**INPUT MATERIAL**.

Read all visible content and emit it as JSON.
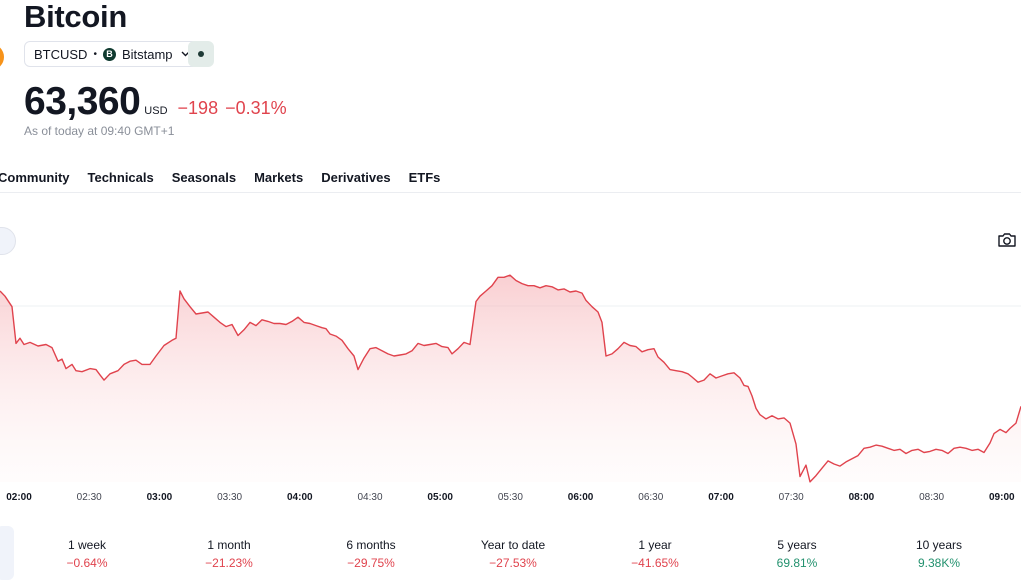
{
  "header": {
    "title": "Bitcoin",
    "symbol": "BTCUSD",
    "separator": "•",
    "exchange_logo": "B",
    "exchange": "Bitstamp",
    "price": "63,360",
    "currency": "USD",
    "change_abs": "−198",
    "change_pct": "−0.31%",
    "as_of": "As of today at 09:40 GMT+1"
  },
  "tabs": [
    "Community",
    "Technicals",
    "Seasonals",
    "Markets",
    "Derivatives",
    "ETFs"
  ],
  "icons": {
    "camera": "camera-icon",
    "chevron": "chevron-down-icon",
    "status": "status-dot-icon"
  },
  "colors": {
    "line": "#e0434d",
    "fill": "#f7c9cc",
    "negative": "#e0434d",
    "positive": "#22916e"
  },
  "chart_data": {
    "type": "area",
    "x_ticks": [
      "02:00",
      "02:30",
      "03:00",
      "03:30",
      "04:00",
      "04:30",
      "05:00",
      "05:30",
      "06:00",
      "06:30",
      "07:00",
      "07:30",
      "08:00",
      "08:30",
      "09:00"
    ],
    "major_ticks": [
      "02:00",
      "03:00",
      "04:00",
      "05:00",
      "06:00",
      "07:00",
      "08:00",
      "09:00"
    ],
    "series": [
      {
        "values": [
          [
            0,
            63470
          ],
          [
            5,
            63460
          ],
          [
            12,
            63440
          ],
          [
            16,
            63370
          ],
          [
            20,
            63380
          ],
          [
            24,
            63368
          ],
          [
            30,
            63372
          ],
          [
            38,
            63365
          ],
          [
            46,
            63368
          ],
          [
            52,
            63362
          ],
          [
            58,
            63336
          ],
          [
            62,
            63340
          ],
          [
            66,
            63322
          ],
          [
            72,
            63330
          ],
          [
            76,
            63318
          ],
          [
            82,
            63316
          ],
          [
            90,
            63322
          ],
          [
            96,
            63320
          ],
          [
            100,
            63310
          ],
          [
            104,
            63300
          ],
          [
            110,
            63312
          ],
          [
            118,
            63318
          ],
          [
            124,
            63330
          ],
          [
            130,
            63336
          ],
          [
            136,
            63338
          ],
          [
            142,
            63330
          ],
          [
            150,
            63330
          ],
          [
            156,
            63346
          ],
          [
            164,
            63366
          ],
          [
            172,
            63376
          ],
          [
            176,
            63380
          ],
          [
            180,
            63470
          ],
          [
            184,
            63455
          ],
          [
            190,
            63440
          ],
          [
            196,
            63426
          ],
          [
            202,
            63428
          ],
          [
            208,
            63430
          ],
          [
            214,
            63420
          ],
          [
            220,
            63410
          ],
          [
            226,
            63402
          ],
          [
            232,
            63406
          ],
          [
            238,
            63385
          ],
          [
            244,
            63396
          ],
          [
            250,
            63410
          ],
          [
            256,
            63404
          ],
          [
            262,
            63415
          ],
          [
            268,
            63412
          ],
          [
            274,
            63408
          ],
          [
            280,
            63408
          ],
          [
            286,
            63406
          ],
          [
            292,
            63412
          ],
          [
            298,
            63420
          ],
          [
            304,
            63410
          ],
          [
            310,
            63408
          ],
          [
            316,
            63404
          ],
          [
            322,
            63400
          ],
          [
            326,
            63398
          ],
          [
            330,
            63388
          ],
          [
            336,
            63384
          ],
          [
            342,
            63376
          ],
          [
            348,
            63360
          ],
          [
            354,
            63346
          ],
          [
            358,
            63320
          ],
          [
            364,
            63342
          ],
          [
            370,
            63360
          ],
          [
            376,
            63362
          ],
          [
            382,
            63356
          ],
          [
            388,
            63350
          ],
          [
            394,
            63346
          ],
          [
            400,
            63348
          ],
          [
            406,
            63350
          ],
          [
            412,
            63356
          ],
          [
            418,
            63370
          ],
          [
            424,
            63366
          ],
          [
            430,
            63368
          ],
          [
            436,
            63370
          ],
          [
            442,
            63364
          ],
          [
            448,
            63362
          ],
          [
            452,
            63350
          ],
          [
            458,
            63360
          ],
          [
            464,
            63372
          ],
          [
            470,
            63368
          ],
          [
            476,
            63450
          ],
          [
            480,
            63460
          ],
          [
            486,
            63470
          ],
          [
            492,
            63480
          ],
          [
            498,
            63496
          ],
          [
            504,
            63496
          ],
          [
            510,
            63500
          ],
          [
            516,
            63490
          ],
          [
            522,
            63484
          ],
          [
            528,
            63480
          ],
          [
            534,
            63480
          ],
          [
            540,
            63476
          ],
          [
            546,
            63480
          ],
          [
            552,
            63478
          ],
          [
            558,
            63472
          ],
          [
            564,
            63474
          ],
          [
            570,
            63468
          ],
          [
            576,
            63470
          ],
          [
            582,
            63466
          ],
          [
            586,
            63452
          ],
          [
            592,
            63440
          ],
          [
            598,
            63430
          ],
          [
            602,
            63410
          ],
          [
            606,
            63346
          ],
          [
            612,
            63350
          ],
          [
            618,
            63360
          ],
          [
            624,
            63372
          ],
          [
            630,
            63366
          ],
          [
            636,
            63364
          ],
          [
            642,
            63354
          ],
          [
            648,
            63358
          ],
          [
            654,
            63360
          ],
          [
            658,
            63344
          ],
          [
            664,
            63334
          ],
          [
            670,
            63320
          ],
          [
            676,
            63318
          ],
          [
            682,
            63316
          ],
          [
            688,
            63312
          ],
          [
            692,
            63306
          ],
          [
            698,
            63296
          ],
          [
            704,
            63300
          ],
          [
            710,
            63312
          ],
          [
            716,
            63304
          ],
          [
            722,
            63308
          ],
          [
            728,
            63312
          ],
          [
            734,
            63314
          ],
          [
            740,
            63304
          ],
          [
            744,
            63290
          ],
          [
            748,
            63288
          ],
          [
            752,
            63270
          ],
          [
            756,
            63246
          ],
          [
            760,
            63234
          ],
          [
            766,
            63226
          ],
          [
            772,
            63232
          ],
          [
            778,
            63226
          ],
          [
            784,
            63228
          ],
          [
            790,
            63218
          ],
          [
            796,
            63178
          ],
          [
            800,
            63116
          ],
          [
            806,
            63138
          ],
          [
            810,
            63106
          ],
          [
            816,
            63118
          ],
          [
            822,
            63132
          ],
          [
            828,
            63146
          ],
          [
            834,
            63140
          ],
          [
            840,
            63136
          ],
          [
            846,
            63144
          ],
          [
            852,
            63150
          ],
          [
            858,
            63156
          ],
          [
            864,
            63170
          ],
          [
            870,
            63172
          ],
          [
            876,
            63176
          ],
          [
            882,
            63174
          ],
          [
            888,
            63170
          ],
          [
            894,
            63166
          ],
          [
            900,
            63168
          ],
          [
            906,
            63160
          ],
          [
            912,
            63166
          ],
          [
            918,
            63168
          ],
          [
            924,
            63162
          ],
          [
            930,
            63164
          ],
          [
            936,
            63168
          ],
          [
            942,
            63166
          ],
          [
            948,
            63160
          ],
          [
            954,
            63170
          ],
          [
            960,
            63172
          ],
          [
            966,
            63170
          ],
          [
            972,
            63166
          ],
          [
            978,
            63168
          ],
          [
            984,
            63162
          ],
          [
            990,
            63180
          ],
          [
            994,
            63198
          ],
          [
            1000,
            63206
          ],
          [
            1006,
            63200
          ],
          [
            1010,
            63208
          ],
          [
            1016,
            63218
          ],
          [
            1021,
            63250
          ]
        ]
      }
    ],
    "grid": false,
    "legend": "none"
  },
  "performance": [
    {
      "label": "1 week",
      "value": "−0.64%",
      "trend": "neg"
    },
    {
      "label": "1 month",
      "value": "−21.23%",
      "trend": "neg"
    },
    {
      "label": "6 months",
      "value": "−29.75%",
      "trend": "neg"
    },
    {
      "label": "Year to date",
      "value": "−27.53%",
      "trend": "neg"
    },
    {
      "label": "1 year",
      "value": "−41.65%",
      "trend": "neg"
    },
    {
      "label": "5 years",
      "value": "69.81%",
      "trend": "pos"
    },
    {
      "label": "10 years",
      "value": "9.38K%",
      "trend": "pos"
    }
  ]
}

**OBJECTIVE**. Using the listing above, pull out all lines that hold the word "label".

**TASK RESPONSE**.
      "label": "1 week",
      "label": "1 month",
      "label": "6 months",
      "label": "Year to date",
      "label": "1 year",
      "label": "5 years",
      "label": "10 years",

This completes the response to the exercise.